> _Work to be completed_
Repeat all the material exactly; pictures stay out of your copy.

· · · · · · ·

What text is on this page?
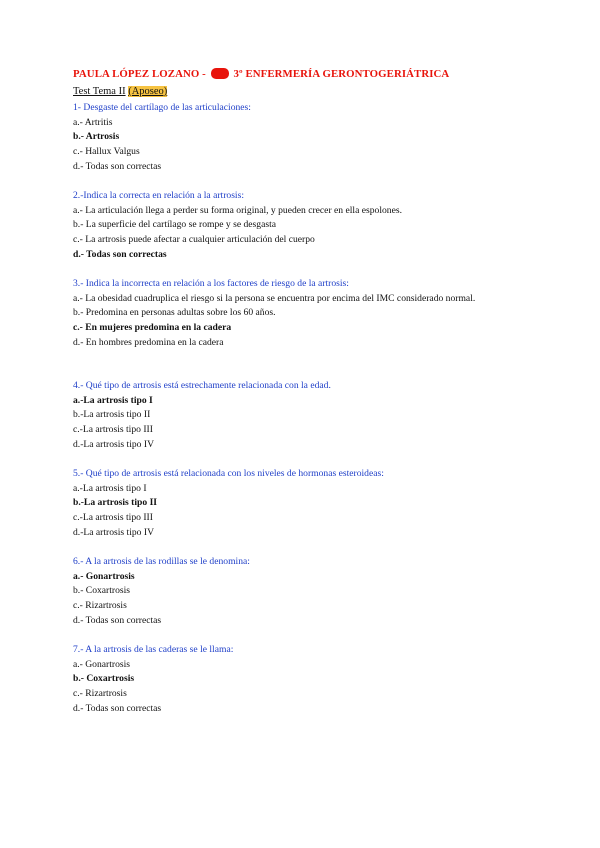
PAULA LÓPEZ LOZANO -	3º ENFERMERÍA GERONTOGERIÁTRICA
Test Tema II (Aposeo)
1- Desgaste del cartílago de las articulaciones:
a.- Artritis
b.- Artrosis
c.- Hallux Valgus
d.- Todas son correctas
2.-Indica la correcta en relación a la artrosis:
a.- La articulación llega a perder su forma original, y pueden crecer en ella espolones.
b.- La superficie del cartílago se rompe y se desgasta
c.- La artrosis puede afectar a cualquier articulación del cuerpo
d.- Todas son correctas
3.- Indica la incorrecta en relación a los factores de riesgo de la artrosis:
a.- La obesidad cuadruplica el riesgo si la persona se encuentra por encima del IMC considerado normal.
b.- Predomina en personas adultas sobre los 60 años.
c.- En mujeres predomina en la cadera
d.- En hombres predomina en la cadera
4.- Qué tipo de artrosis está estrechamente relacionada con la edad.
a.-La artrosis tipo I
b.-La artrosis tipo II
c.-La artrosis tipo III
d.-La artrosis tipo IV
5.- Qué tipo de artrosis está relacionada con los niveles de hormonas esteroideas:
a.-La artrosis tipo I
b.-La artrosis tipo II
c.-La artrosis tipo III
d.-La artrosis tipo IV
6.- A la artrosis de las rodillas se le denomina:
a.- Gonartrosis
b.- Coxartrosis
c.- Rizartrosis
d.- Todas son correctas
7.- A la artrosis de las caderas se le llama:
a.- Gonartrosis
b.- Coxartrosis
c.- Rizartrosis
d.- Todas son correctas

· · · · · · ·

> _The output_
What text is on this page?
PAULA LÓPEZ LOZANO -	3º ENFERMERÍA GERONTOGERIÁTRICA
Test Tema II (Aposeo)
1- Desgaste del cartílago de las articulaciones:
a.- Artritis
b.- Artrosis
c.- Hallux Valgus
d.- Todas son correctas
2.-Indica la correcta en relación a la artrosis:
a.- La articulación llega a perder su forma original, y pueden crecer en ella espolones.
b.- La superficie del cartílago se rompe y se desgasta
c.- La artrosis puede afectar a cualquier articulación del cuerpo
d.- Todas son correctas
3.- Indica la incorrecta en relación a los factores de riesgo de la artrosis:
a.- La obesidad cuadruplica el riesgo si la persona se encuentra por encima del IMC considerado normal.
b.- Predomina en personas adultas sobre los 60 años.
c.- En mujeres predomina en la cadera
d.- En hombres predomina en la cadera
4.- Qué tipo de artrosis está estrechamente relacionada con la edad.
a.-La artrosis tipo I
b.-La artrosis tipo II
c.-La artrosis tipo III
d.-La artrosis tipo IV
5.- Qué tipo de artrosis está relacionada con los niveles de hormonas esteroideas:
a.-La artrosis tipo I
b.-La artrosis tipo II
c.-La artrosis tipo III
d.-La artrosis tipo IV
6.- A la artrosis de las rodillas se le denomina:
a.- Gonartrosis
b.- Coxartrosis
c.- Rizartrosis
d.- Todas son correctas
7.- A la artrosis de las caderas se le llama:
a.- Gonartrosis
b.- Coxartrosis
c.- Rizartrosis
d.- Todas son correctas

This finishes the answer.